*What the task asks*
Find all lines in the records that include the word "дней", and copy them out.

*Dataset*
%%

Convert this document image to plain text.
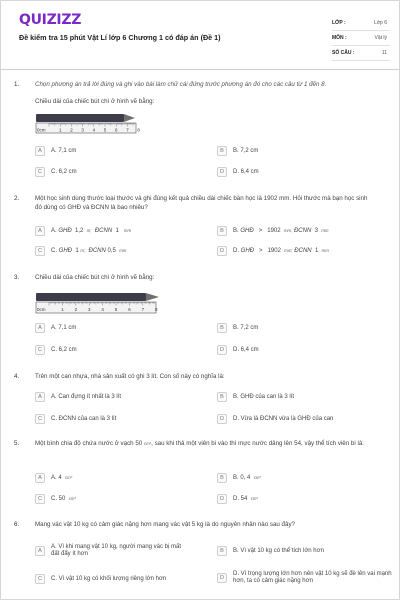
QUIZIZZ
Đề kiểm tra 15 phút Vật Lí lớp 6 Chương 1 có đáp án (Đề 1)
LỚP :	Lớp 6
MÔN :	Vật lý
SỐ CÂU :	11
1.	Chọn phương án trả lời đúng và ghi vào bài làm chữ cái đứng trước phương án đó cho các câu từ 1 đến 8.
Chiều dài của chiếc bút chì ở hình vẽ bằng:
1 2 3 4 5 6 7 8
0cm
A	A. 7,1 cm	B	B. 7,2 cm
C	C. 6,2 cm	D	D. 6,4 cm
2.	Một học sinh dùng thước loại thước và ghi đúng kết quả chiều dài chiếc bàn học là 1902 mm. Hỏi thước mà bạn học sinh đó dùng có GHĐ và ĐCNN là bao nhiêu?
A	A. GHĐ 1,2 m; ĐCNN 1 mm	B	B. GHĐ > 1902 mm; ĐCNN 3 mm
C	C. GHĐ 1 m; ĐCNN 0,5 mm	D	D. GHĐ > 1902 mm; ĐCNN 1 mm
3.	Chiều dài của chiếc bút chì ở hình vẽ bằng:
1 2 3 4 5 6 7 8
0cm
A	A. 7,1 cm	B	B. 7,2 cm
C	C. 6,2 cm	D	D. 6,4 cm
4.	Trên một can nhựa, nhà sản xuất có ghi 3 lít. Con số này có nghĩa là:
A	A. Can đựng ít nhất là 3 lít	B	B. GHĐ của can là 3 lít
C	C. ĐCNN của can là 3 lít	D	D. Vừa là ĐCNN vừa là GHĐ của can
5.	Một bình chia độ chứa nước ở vạch 50 cm³, sau khi thả một viên bi vào thì mực nước dâng lên 54, vậy thể tích viên bi là:
A	A. 4 cm³	B	B. 0, 4 cm³
C	C. 50 cm³	D	D. 54 cm³
6.	Mang vác vật 10 kg có cảm giác nặng hơn mang vác vật 5 kg là do nguyên nhân nào sau đây?
A
A. Vì khi mang vật 10 kg, người mang vác bị mất đất đẩy ít hơn	B	B. Vì vật 10 kg có thể tích lớn hơn
C	C. Vì vật 10 kg có khối lượng riêng lớn hơn	D
D. Vì trọng lượng lớn hơn nên vật 10 kg sẽ đè lên vai mạnh hơn, ta có cảm giác nặng hơn
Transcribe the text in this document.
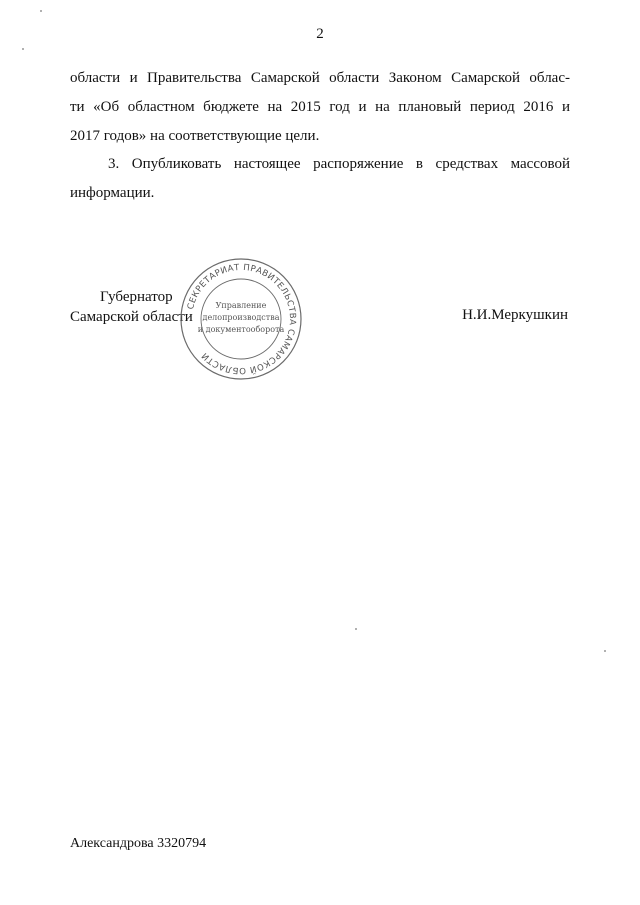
2
области и Правительства Самарской области Законом Самарской облас-
ти «Об областном бюджете на 2015 год и на плановый период 2016 и
2017 годов» на соответствующие цели.
3. Опубликовать настоящее распоряжение в средствах массовой
информации.
Губернатор
Самарской области	Н.И.Меркушкин
СЕКРЕТАРИАТ ПРАВИТЕЛЬСТВА САМАРСКОЙ ОБЛАСТИ
Управление
делопроизводства
и документооборота
Александрова 3320794
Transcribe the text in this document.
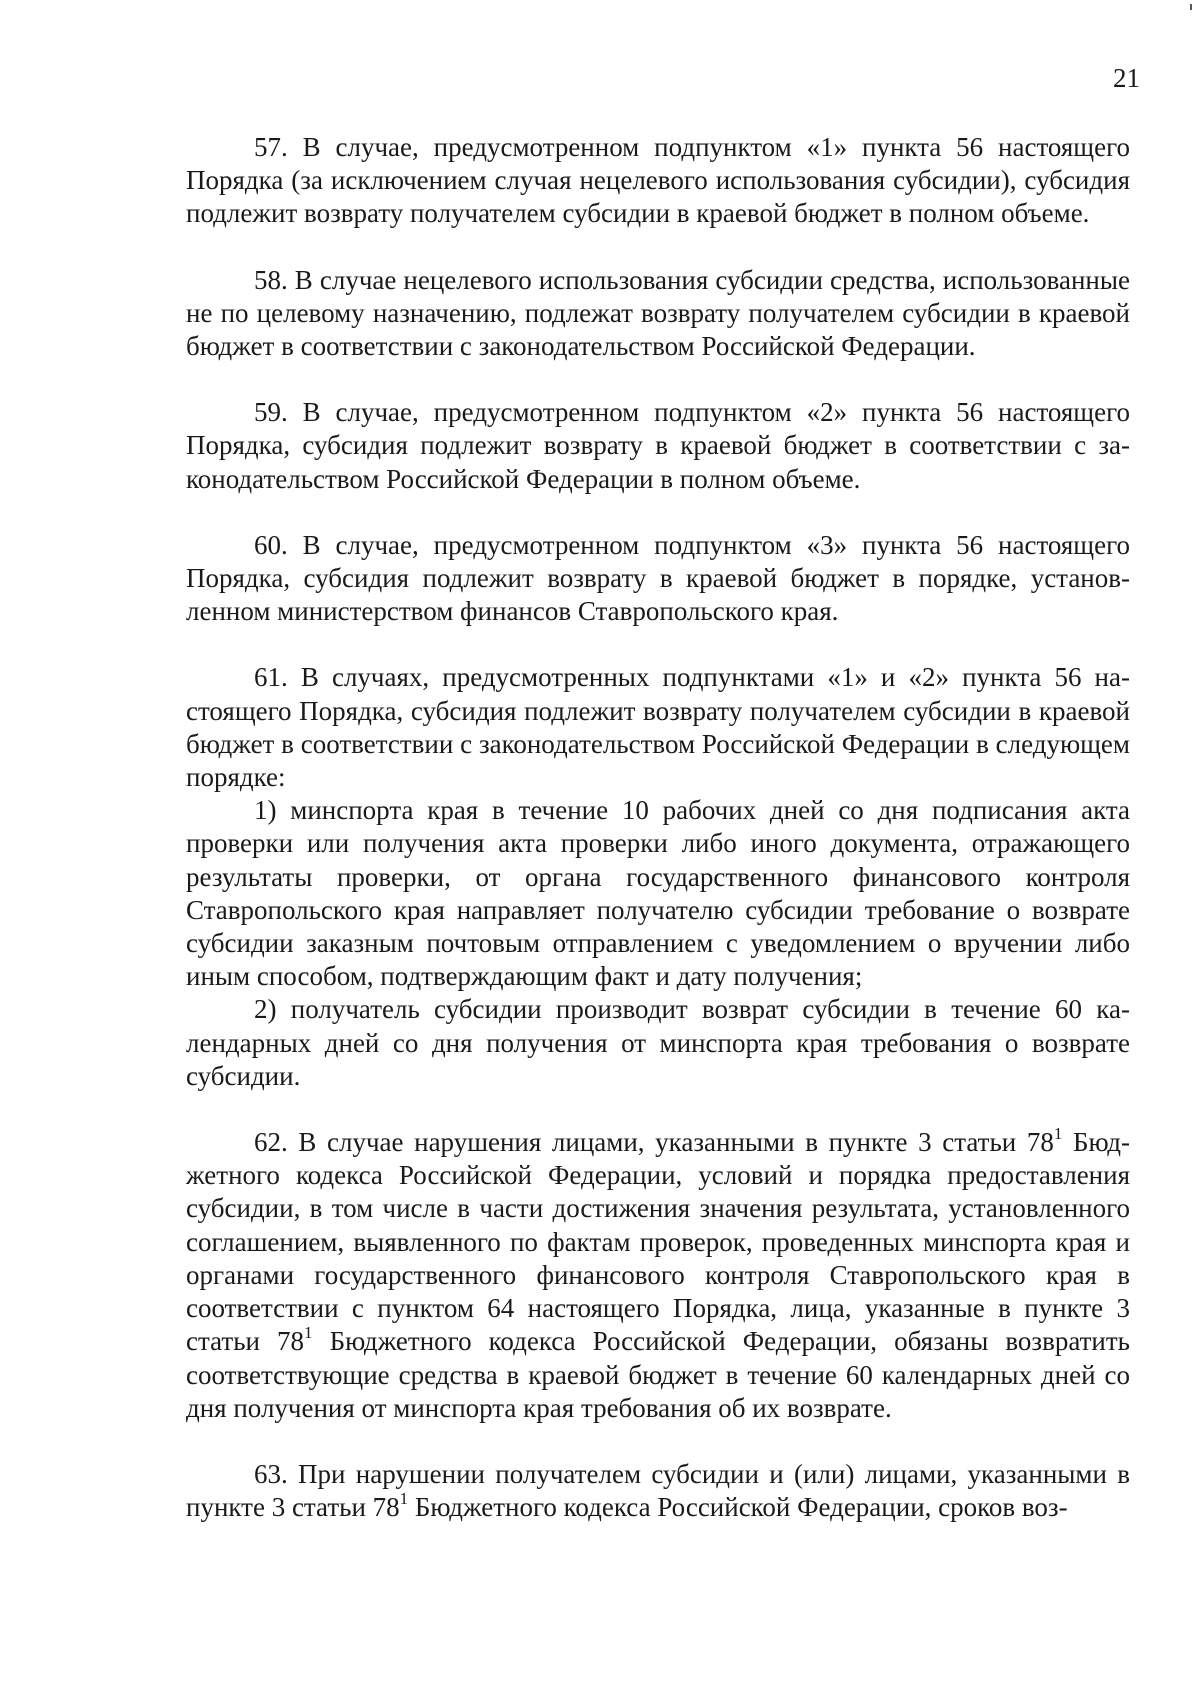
21

57. В случае, предусмотренном подпунктом «1» пункта 56 настоящего Порядка (за исключением случая нецелевого использования субсидии), субсидия подлежит возврату получателем субсидии в краевой бюджет в полном объеме.

58. В случае нецелевого использования субсидии средства, использованные не по целевому назначению, подлежат возврату получателем субсидии в краевой бюджет в соответствии с законодательством Российской Федерации.

59. В случае, предусмотренном подпунктом «2» пункта 56 настоящего Порядка, субсидия подлежит возврату в краевой бюджет в соответствии с законодательством Российской Федерации в полном объеме.

60. В случае, предусмотренном подпунктом «3» пункта 56 настоящего Порядка, субсидия подлежит возврату в краевой бюджет в порядке, установленном министерством финансов Ставропольского края.

61. В случаях, предусмотренных подпунктами «1» и «2» пункта 56 настоящего Порядка, субсидия подлежит возврату получателем субсидии в краевой бюджет в соответствии с законодательством Российской Федерации в следующем порядке:

1) минспорта края в течение 10 рабочих дней со дня подписания акта проверки или получения акта проверки либо иного документа, отражающего результаты проверки, от органа государственного финансового контроля Ставропольского края направляет получателю субсидии требование о возврате субсидии заказным почтовым отправлением с уведомлением о вручении либо иным способом, подтверждающим факт и дату получения;

2) получатель субсидии производит возврат субсидии в течение 60 календарных дней со дня получения от минспорта края требования о возврате субсидии.

62. В случае нарушения лицами, указанными в пункте 3 статьи $78^1$ Бюджетного кодекса Российской Федерации, условий и порядка предоставления субсидии, в том числе в части достижения значения результата, установленного соглашением, выявленного по фактам проверок, проведенных минспорта края и органами государственного финансового контроля Ставропольского края в соответствии с пунктом 64 настоящего Порядка, лица, указанные в пункте 3 статьи $78^1$ Бюджетного кодекса Российской Федерации, обязаны возвратить соответствующие средства в краевой бюджет в течение 60 календарных дней со дня получения от минспорта края требования об их возврате.

63. При нарушении получателем субсидии и (или) лицами, указанными в пункте 3 статьи $78^1$ Бюджетного кодекса Российской Федерации, сроков воз-
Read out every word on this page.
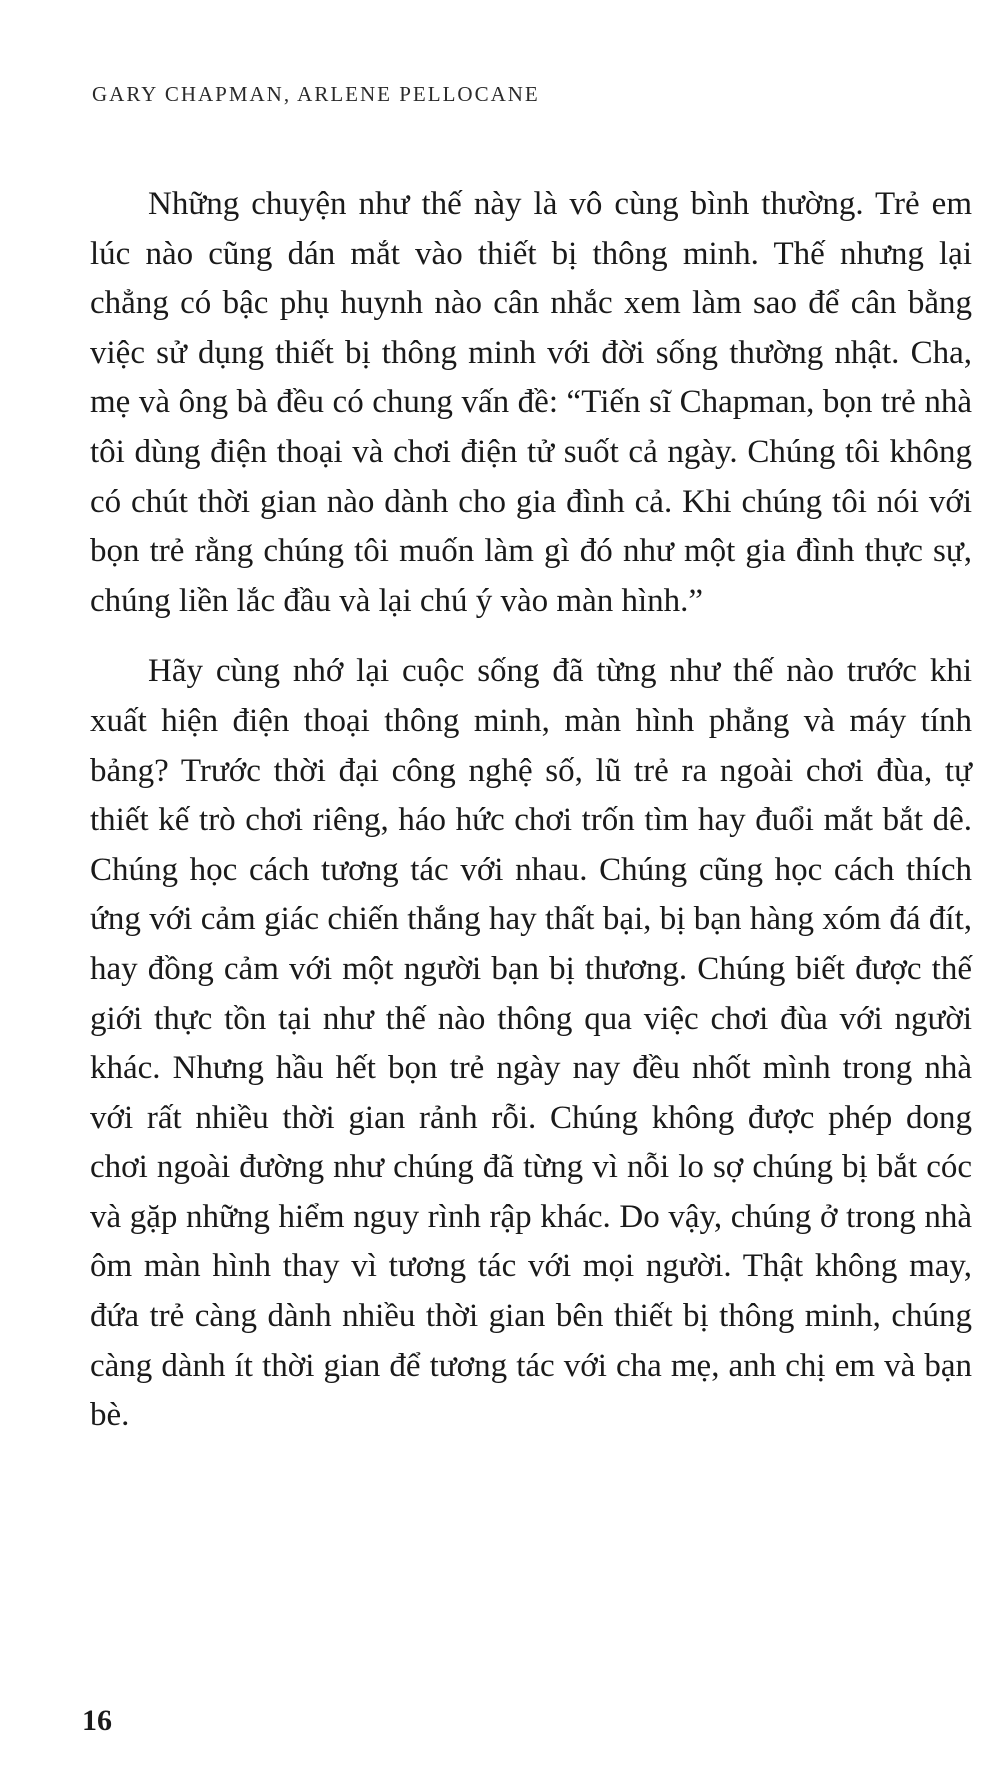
GARY CHAPMAN, ARLENE PELLOCANE

Những chuyện như thế này là vô cùng bình thường. Trẻ em lúc nào cũng dán mắt vào thiết bị thông minh. Thế nhưng lại chẳng có bậc phụ huynh nào cân nhắc xem làm sao để cân bằng việc sử dụng thiết bị thông minh với đời sống thường nhật. Cha, mẹ và ông bà đều có chung vấn đề: “Tiến sĩ Chapman, bọn trẻ nhà tôi dùng điện thoại và chơi điện tử suốt cả ngày. Chúng tôi không có chút thời gian nào dành cho gia đình cả. Khi chúng tôi nói với bọn trẻ rằng chúng tôi muốn làm gì đó như một gia đình thực sự, chúng liền lắc đầu và lại chú ý vào màn hình.”

Hãy cùng nhớ lại cuộc sống đã từng như thế nào trước khi xuất hiện điện thoại thông minh, màn hình phẳng và máy tính bảng? Trước thời đại công nghệ số, lũ trẻ ra ngoài chơi đùa, tự thiết kế trò chơi riêng, háo hức chơi trốn tìm hay đuổi mắt bắt dê. Chúng học cách tương tác với nhau. Chúng cũng học cách thích ứng với cảm giác chiến thắng hay thất bại, bị bạn hàng xóm đá đít, hay đồng cảm với một người bạn bị thương. Chúng biết được thế giới thực tồn tại như thế nào thông qua việc chơi đùa với người khác. Nhưng hầu hết bọn trẻ ngày nay đều nhốt mình trong nhà với rất nhiều thời gian rảnh rỗi. Chúng không được phép dong chơi ngoài đường như chúng đã từng vì nỗi lo sợ chúng bị bắt cóc và gặp những hiểm nguy rình rập khác. Do vậy, chúng ở trong nhà ôm màn hình thay vì tương tác với mọi người. Thật không may, đứa trẻ càng dành nhiều thời gian bên thiết bị thông minh, chúng càng dành ít thời gian để tương tác với cha mẹ, anh chị em và bạn bè.

16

%%

*Result*
1) минспорта края в течение 10 рабочих дней со дня подписания акта проверки или получения акта проверки либо иного документа, отражающего результаты проверки, от органа государственного финансового контроля Ставропольского края направляет получателю субсидии требование о возврате субсидии заказным почтовым отправлением с уведомлением о вручении либо иным способом, подтверждающим факт и дату получения;
2) получатель субсидии производит возврат субсидии в течение 60 календарных дней со дня получения от минспорта края требования о возврате субсидии.
62. В случае нарушения лицами, указанными в пункте 3 статьи $78^1$ Бюджетного кодекса Российской Федерации, условий и порядка предоставления субсидии, в том числе в части достижения значения результата, установленного соглашением, выявленного по фактам проверок, проведенных минспорта края и органами государственного финансового контроля Ставропольского края в соответствии с пунктом 64 настоящего Порядка, лица, указанные в пункте 3 статьи $78^1$ Бюджетного кодекса Российской Федерации, обязаны возвратить соответствующие средства в краевой бюджет в течение 60 календарных дней со дня получения от минспорта края требования об их возврате.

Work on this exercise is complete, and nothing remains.